Entries shown:

● ● ● ●

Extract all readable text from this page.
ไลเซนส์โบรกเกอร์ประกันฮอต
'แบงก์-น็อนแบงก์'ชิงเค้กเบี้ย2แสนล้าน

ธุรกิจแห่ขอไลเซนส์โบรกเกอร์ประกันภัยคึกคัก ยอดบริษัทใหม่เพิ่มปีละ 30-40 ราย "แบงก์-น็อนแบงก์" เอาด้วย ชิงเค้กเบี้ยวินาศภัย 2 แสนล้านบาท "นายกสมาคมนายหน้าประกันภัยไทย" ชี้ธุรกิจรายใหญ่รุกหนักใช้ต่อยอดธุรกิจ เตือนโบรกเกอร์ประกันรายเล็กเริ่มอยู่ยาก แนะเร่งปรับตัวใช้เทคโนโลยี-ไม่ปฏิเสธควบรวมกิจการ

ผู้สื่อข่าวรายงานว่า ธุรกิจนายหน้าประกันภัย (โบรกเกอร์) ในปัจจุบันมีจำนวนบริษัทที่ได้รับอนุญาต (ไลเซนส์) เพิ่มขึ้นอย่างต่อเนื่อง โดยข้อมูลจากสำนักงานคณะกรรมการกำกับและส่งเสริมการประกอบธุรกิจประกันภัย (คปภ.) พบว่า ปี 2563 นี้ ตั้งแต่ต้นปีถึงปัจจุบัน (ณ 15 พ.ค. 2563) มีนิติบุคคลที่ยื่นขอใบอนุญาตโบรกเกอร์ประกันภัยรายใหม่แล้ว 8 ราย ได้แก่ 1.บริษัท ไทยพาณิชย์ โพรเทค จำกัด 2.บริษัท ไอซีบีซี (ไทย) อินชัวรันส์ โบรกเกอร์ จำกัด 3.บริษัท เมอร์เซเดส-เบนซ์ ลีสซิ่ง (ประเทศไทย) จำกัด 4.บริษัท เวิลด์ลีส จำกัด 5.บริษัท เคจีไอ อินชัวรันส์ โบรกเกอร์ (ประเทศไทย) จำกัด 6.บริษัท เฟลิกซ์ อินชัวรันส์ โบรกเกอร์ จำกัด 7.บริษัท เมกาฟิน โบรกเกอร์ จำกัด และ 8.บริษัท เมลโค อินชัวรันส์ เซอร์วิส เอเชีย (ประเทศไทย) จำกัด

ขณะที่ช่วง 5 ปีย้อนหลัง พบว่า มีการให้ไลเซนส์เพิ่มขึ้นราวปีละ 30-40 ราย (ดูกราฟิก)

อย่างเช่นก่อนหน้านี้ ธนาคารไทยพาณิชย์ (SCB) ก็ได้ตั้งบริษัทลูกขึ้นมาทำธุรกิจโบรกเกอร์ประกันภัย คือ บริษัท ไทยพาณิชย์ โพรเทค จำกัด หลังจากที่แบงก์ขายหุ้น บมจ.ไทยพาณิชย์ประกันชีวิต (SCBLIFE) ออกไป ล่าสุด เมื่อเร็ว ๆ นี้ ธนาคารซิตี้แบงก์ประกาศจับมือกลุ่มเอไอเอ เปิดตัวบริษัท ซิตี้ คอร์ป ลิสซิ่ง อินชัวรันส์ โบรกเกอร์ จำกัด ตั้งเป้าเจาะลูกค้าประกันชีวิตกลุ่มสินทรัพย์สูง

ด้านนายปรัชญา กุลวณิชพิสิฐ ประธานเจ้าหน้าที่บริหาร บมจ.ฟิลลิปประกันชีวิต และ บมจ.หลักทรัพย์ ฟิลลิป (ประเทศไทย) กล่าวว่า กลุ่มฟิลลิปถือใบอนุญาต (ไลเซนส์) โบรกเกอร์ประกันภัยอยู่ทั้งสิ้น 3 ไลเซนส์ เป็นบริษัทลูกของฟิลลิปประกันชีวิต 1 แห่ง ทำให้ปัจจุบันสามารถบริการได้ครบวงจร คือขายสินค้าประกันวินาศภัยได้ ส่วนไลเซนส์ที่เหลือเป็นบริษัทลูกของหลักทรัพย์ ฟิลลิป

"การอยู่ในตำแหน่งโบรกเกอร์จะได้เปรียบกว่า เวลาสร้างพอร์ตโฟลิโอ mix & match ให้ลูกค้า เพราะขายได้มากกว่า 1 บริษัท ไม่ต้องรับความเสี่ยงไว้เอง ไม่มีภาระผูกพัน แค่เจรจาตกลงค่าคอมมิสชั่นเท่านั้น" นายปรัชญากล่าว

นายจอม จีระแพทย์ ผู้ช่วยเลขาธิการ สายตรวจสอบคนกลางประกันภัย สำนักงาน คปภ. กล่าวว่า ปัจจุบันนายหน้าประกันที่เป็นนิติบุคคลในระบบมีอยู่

● ● ● ●

Report how many lines of the listing above include the word "ไทยพาณ". Say nothing but the number.

Output of the task: 2